# To-do list:
1. From the simulation notebook excerpt, copy the stretch from "Smart brute force" through "epsilon=1e-6)" word for word.
2. Answer these questions using the simulation notebook excerpt:
(a) Which games does the expected-value-only method consider?
(b) What value is given for continuation_probability in the call to expected_only?
(c) On which cluster were the simulations run?

# Source passage:

Smart brute force results: (3.143265506166684, 2.830829466232284)


### Expected value only

* Similar to the last method, but only consider games with length = expected length
* Fast but not really that accurate

In [8]:
from repeatedmistakes.expected_only import expected_only

results = expected_only(SuspiciousTitForTat, TitForTat, PrisonersDilemmaPayoff(),
                        continuation_probability=0.9, mistake_probability=0.01,
                        epsilon=1e-6)

print("Expected value only results: " + str(results))

Expected value only results: (1.1522687480742237, 1.1330642689396533)


## Results

* Simluations were run on the Monash Campus Cluster
* Simulations take a long time to get accurate results, even with multiprocessing

### MCC

* Heterogeneous cluster (low cores + high ram, high cores + low ram, gpus)

# Extracted records:
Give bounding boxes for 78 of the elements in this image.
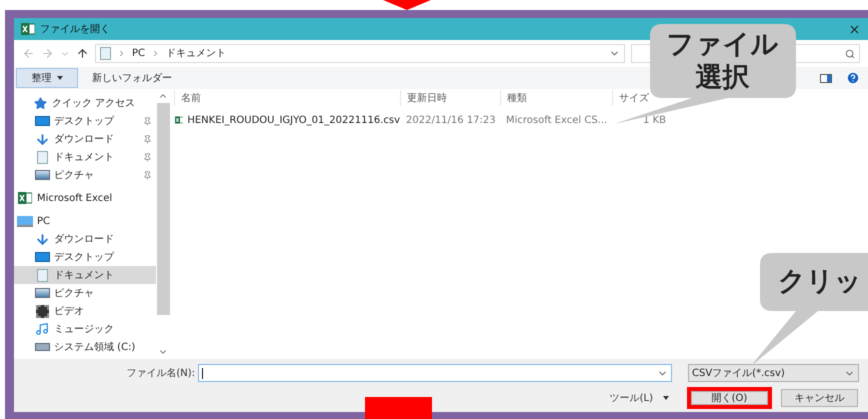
callout-text: ファイル xyxy=(666,28,778,61)
sidebar-label: ダウンロード xyxy=(54,132,115,146)
tools-button[interactable]: ツール(L) xyxy=(610,390,669,406)
sidebar-label: デスクトップ xyxy=(54,114,116,128)
star-icon xyxy=(34,96,46,110)
document-icon xyxy=(36,150,48,164)
drive-icon xyxy=(34,343,50,351)
pin-icon xyxy=(143,170,152,180)
sidebar-label: ピクチャ xyxy=(54,286,95,300)
sidebar-label: デスクトップ xyxy=(54,250,116,264)
sidebar-item[interactable]: ドキュメント xyxy=(14,148,156,166)
picture-icon xyxy=(34,170,50,180)
sidebar-item[interactable]: ミュージック xyxy=(14,320,156,338)
sidebar-item[interactable]: デスクトップ xyxy=(14,112,156,130)
film-icon xyxy=(36,304,48,318)
excel-icon xyxy=(18,192,32,204)
sidebar-item[interactable]: ダウンロード xyxy=(14,230,156,248)
sidebar-label: クイック アクセス xyxy=(52,96,136,110)
file-type-dropdown[interactable]: CSVファイル(*.csv) xyxy=(688,364,859,382)
callout-text: 選択 xyxy=(696,61,750,94)
download-arrow-icon xyxy=(34,232,50,246)
file-type: Microsoft Excel CS... xyxy=(505,114,608,128)
cancel-button[interactable]: キャンセル xyxy=(781,389,858,407)
sidebar-label: ビデオ xyxy=(54,304,85,318)
desktop-icon xyxy=(34,116,50,126)
sidebar-item[interactable]: システム領域 (C:) xyxy=(14,338,156,356)
chevron-right-icon xyxy=(117,49,126,58)
sidebar-item[interactable]: デスクトップ xyxy=(14,248,156,266)
sidebar-label: Microsoft Excel xyxy=(37,192,114,206)
sidebar-label: ダウンロード xyxy=(54,232,115,246)
file-name: HENKEI_ROUDOU_IGJYO_01_20221116.csv xyxy=(187,114,400,128)
filename-field[interactable] xyxy=(198,364,672,382)
sidebar-item[interactable]: ビデオ xyxy=(14,302,156,320)
preview-pane-icon[interactable] xyxy=(820,74,832,82)
sidebar-label: PC xyxy=(37,214,52,228)
sidebar-label: ドキュメント xyxy=(54,150,115,164)
pin-icon xyxy=(143,152,152,162)
arrow-head-drawing xyxy=(383,0,431,10)
breadcrumb[interactable]: ドキュメント xyxy=(166,46,226,61)
new-folder-button[interactable]: 新しいフォルダー xyxy=(92,70,172,86)
document-icon xyxy=(100,47,111,60)
up-arrow-icon[interactable] xyxy=(76,47,89,60)
sidebar-item[interactable]: クイック アクセス xyxy=(14,94,156,112)
sidebar-item[interactable]: Microsoft Excel xyxy=(14,189,156,207)
sidebar-item[interactable]: ピクチャ xyxy=(14,284,156,302)
breadcrumb[interactable]: PC xyxy=(132,46,146,61)
sidebar-label: ドキュメント xyxy=(54,268,115,282)
download-arrow-icon xyxy=(34,132,50,146)
desktop-icon xyxy=(34,252,50,262)
sidebar-label: システム領域 (C:) xyxy=(54,340,136,354)
arrow-shaft-drawing xyxy=(365,397,432,419)
music-note-icon xyxy=(35,322,49,336)
open-button[interactable]: 開く(O) xyxy=(691,391,768,405)
sidebar-label: ミュージック xyxy=(54,322,115,336)
sidebar-item[interactable]: ダウンロード xyxy=(14,130,156,148)
pin-icon xyxy=(143,134,152,144)
pin-icon xyxy=(143,116,152,126)
filename-label: ファイル名(N): xyxy=(125,366,195,380)
column-header[interactable]: 名前 xyxy=(174,90,400,106)
excel-icon xyxy=(21,23,35,35)
sidebar-item[interactable]: ピクチャ xyxy=(14,166,156,184)
organize-button[interactable]: 整理 xyxy=(16,68,78,88)
window-title: ファイルを開く xyxy=(40,22,110,36)
document-icon xyxy=(36,268,48,282)
address-bar[interactable]: PC ドキュメント xyxy=(95,44,625,63)
column-header[interactable]: 種類 xyxy=(500,90,612,106)
sidebar-item[interactable]: ドキュメント xyxy=(14,266,156,284)
callout-text: クリッ xyxy=(778,264,862,299)
help-icon[interactable] xyxy=(846,71,860,85)
sidebar-item[interactable]: PC xyxy=(14,212,156,230)
search-icon xyxy=(845,48,855,58)
monitor-icon xyxy=(17,216,33,226)
column-header[interactable]: 更新日時 xyxy=(400,90,500,106)
scrollbar-thumb[interactable] xyxy=(156,103,170,315)
picture-icon xyxy=(34,288,50,298)
modified-date: 2022/11/16 17:23 xyxy=(405,114,497,128)
csv-file-icon xyxy=(175,114,184,126)
sidebar-label: ピクチャ xyxy=(54,168,95,182)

# Task-by-task solutions:
1.
Smart brute force results: (3.143265506166684, 2.830829466232284)


### Expected value only

* Similar to the last method, but only consider games with length = expected length
* Fast but not really that accurate

In [8]:
from repeatedmistakes.expected_only import expected_only

results = expected_only(SuspiciousTitForTat, TitForTat, PrisonersDilemmaPayoff(),
                        continuation_probability=0.9, mistake_probability=0.01,
                        epsilon=1e-6)

2.
(a) Only games whose length equals the expected length.
(b) 0.9
(c) The Monash Campus Cluster.